What to work on >> Restate the full set of records exactly, without adding or dropping a word.
-- BEGIN Exercise material --
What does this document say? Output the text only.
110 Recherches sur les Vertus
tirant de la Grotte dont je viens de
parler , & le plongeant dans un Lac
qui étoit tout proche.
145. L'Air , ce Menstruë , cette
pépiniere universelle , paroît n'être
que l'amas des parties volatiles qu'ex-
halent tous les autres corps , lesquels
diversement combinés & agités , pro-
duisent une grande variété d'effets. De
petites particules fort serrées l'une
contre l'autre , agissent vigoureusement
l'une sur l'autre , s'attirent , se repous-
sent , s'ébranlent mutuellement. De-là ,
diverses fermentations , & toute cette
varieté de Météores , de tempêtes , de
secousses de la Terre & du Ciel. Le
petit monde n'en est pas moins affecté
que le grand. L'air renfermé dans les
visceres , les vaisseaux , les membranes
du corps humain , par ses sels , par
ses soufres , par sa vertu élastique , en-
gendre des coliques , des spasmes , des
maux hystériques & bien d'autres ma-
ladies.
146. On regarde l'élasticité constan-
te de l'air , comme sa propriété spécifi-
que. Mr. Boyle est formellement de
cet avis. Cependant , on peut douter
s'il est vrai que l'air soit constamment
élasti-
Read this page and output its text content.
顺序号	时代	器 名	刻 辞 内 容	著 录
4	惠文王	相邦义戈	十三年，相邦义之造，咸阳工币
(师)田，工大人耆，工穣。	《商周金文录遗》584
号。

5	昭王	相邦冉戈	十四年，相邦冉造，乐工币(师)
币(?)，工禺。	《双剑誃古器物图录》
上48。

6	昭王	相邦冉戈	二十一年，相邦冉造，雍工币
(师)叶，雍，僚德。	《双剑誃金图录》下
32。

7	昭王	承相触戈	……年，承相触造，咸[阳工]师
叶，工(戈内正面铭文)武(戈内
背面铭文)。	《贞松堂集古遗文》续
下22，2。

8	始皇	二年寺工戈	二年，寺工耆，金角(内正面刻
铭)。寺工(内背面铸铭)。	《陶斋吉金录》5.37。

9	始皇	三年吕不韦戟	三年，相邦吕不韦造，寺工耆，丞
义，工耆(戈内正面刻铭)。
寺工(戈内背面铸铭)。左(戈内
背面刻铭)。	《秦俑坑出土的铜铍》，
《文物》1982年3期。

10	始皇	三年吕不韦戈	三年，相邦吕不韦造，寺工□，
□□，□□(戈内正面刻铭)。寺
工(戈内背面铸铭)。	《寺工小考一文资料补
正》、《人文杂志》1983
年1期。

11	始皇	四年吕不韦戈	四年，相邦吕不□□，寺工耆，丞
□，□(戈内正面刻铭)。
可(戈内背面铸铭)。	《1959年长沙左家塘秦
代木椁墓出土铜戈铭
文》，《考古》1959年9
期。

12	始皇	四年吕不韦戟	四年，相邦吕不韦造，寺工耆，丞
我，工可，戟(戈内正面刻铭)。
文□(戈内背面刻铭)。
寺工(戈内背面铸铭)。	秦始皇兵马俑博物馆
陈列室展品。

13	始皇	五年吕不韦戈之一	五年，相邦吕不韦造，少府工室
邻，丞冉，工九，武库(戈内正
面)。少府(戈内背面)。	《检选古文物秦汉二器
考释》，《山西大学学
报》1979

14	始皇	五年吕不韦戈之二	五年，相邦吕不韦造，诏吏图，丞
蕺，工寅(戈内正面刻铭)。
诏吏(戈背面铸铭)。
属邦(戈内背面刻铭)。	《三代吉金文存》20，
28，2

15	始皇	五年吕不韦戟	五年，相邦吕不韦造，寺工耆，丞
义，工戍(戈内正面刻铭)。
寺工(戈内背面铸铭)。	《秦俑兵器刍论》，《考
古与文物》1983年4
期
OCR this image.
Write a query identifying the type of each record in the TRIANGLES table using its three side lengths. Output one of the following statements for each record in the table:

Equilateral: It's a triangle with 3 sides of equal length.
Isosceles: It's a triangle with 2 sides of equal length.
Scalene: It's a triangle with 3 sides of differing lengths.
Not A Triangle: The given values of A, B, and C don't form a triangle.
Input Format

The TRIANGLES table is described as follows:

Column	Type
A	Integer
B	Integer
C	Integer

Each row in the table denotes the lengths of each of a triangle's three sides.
-- END Exercise material --
Exercise answer >>
What does this document say? Output the text only.
110 Recherches sur les Vertus
tirant de la Grotte dont je viens de
parler , & le plongeant dans un Lac
qui étoit tout proche.
145. L'Air , ce Menstruë , cette
pépiniere universelle , paroît n'être
que l'amas des parties volatiles qu'ex-
halent tous les autres corps , lesquels
diversement combinés & agités , pro-
duisent une grande variété d'effets. De
petites particules fort serrées l'une
contre l'autre , agissent vigoureusement
l'une sur l'autre , s'attirent , se repous-
sent , s'ébranlent mutuellement. De-là ,
diverses fermentations , & toute cette
varieté de Météores , de tempêtes , de
secousses de la Terre & du Ciel. Le
petit monde n'en est pas moins affecté
que le grand. L'air renfermé dans les
visceres , les vaisseaux , les membranes
du corps humain , par ses sels , par
ses soufres , par sa vertu élastique , en-
gendre des coliques , des spasmes , des
maux hystériques & bien d'autres ma-
ladies.
146. On regarde l'élasticité constan-
te de l'air , comme sa propriété spécifi-
que. Mr. Boyle est formellement de
cet avis. Cependant , on peut douter
s'il est vrai que l'air soit constamment
élasti-
Read this page and output its text content.
顺序号	时代	器 名	刻 辞 内 容	著 录
4	惠文王	相邦义戈	十三年，相邦义之造，咸阳工币
(师)田，工大人耆，工穣。	《商周金文录遗》584
号。

5	昭王	相邦冉戈	十四年，相邦冉造，乐工币(师)
币(?)，工禺。	《双剑誃古器物图录》
上48。

6	昭王	相邦冉戈	二十一年，相邦冉造，雍工币
(师)叶，雍，僚德。	《双剑誃金图录》下
32。

7	昭王	承相触戈	……年，承相触造，咸[阳工]师
叶，工(戈内正面铭文)武(戈内
背面铭文)。	《贞松堂集古遗文》续
下22，2。

8	始皇	二年寺工戈	二年，寺工耆，金角(内正面刻
铭)。寺工(内背面铸铭)。	《陶斋吉金录》5.37。

9	始皇	三年吕不韦戟	三年，相邦吕不韦造，寺工耆，丞
义，工耆(戈内正面刻铭)。
寺工(戈内背面铸铭)。左(戈内
背面刻铭)。	《秦俑坑出土的铜铍》，
《文物》1982年3期。

10	始皇	三年吕不韦戈	三年，相邦吕不韦造，寺工□，
□□，□□(戈内正面刻铭)。寺
工(戈内背面铸铭)。	《寺工小考一文资料补
正》、《人文杂志》1983
年1期。

11	始皇	四年吕不韦戈	四年，相邦吕不□□，寺工耆，丞
□，□(戈内正面刻铭)。
可(戈内背面铸铭)。	《1959年长沙左家塘秦
代木椁墓出土铜戈铭
文》，《考古》1959年9
期。

12	始皇	四年吕不韦戟	四年，相邦吕不韦造，寺工耆，丞
我，工可，戟(戈内正面刻铭)。
文□(戈内背面刻铭)。
寺工(戈内背面铸铭)。	秦始皇兵马俑博物馆
陈列室展品。

13	始皇	五年吕不韦戈之一	五年，相邦吕不韦造，少府工室
邻，丞冉，工九，武库(戈内正
面)。少府(戈内背面)。	《检选古文物秦汉二器
考释》，《山西大学学
报》1979

14	始皇	五年吕不韦戈之二	五年，相邦吕不韦造，诏吏图，丞
蕺，工寅(戈内正面刻铭)。
诏吏(戈背面铸铭)。
属邦(戈内背面刻铭)。	《三代吉金文存》20，
28，2

15	始皇	五年吕不韦戟	五年，相邦吕不韦造，寺工耆，丞
义，工戍(戈内正面刻铭)。
寺工(戈内背面铸铭)。	《秦俑兵器刍论》，《考
古与文物》1983年4
期
OCR this image.
Write a query identifying the type of each record in the TRIANGLES table using its three side lengths. Output one of the following statements for each record in the table:

Equilateral: It's a triangle with 3 sides of equal length.
Isosceles: It's a triangle with 2 sides of equal length.
Scalene: It's a triangle with 3 sides of differing lengths.
Not A Triangle: The given values of A, B, and C don't form a triangle.
Input Format

The TRIANGLES table is described as follows:

Column	Type
A	Integer
B	Integer
C	Integer

Each row in the table denotes the lengths of each of a triangle's three sides.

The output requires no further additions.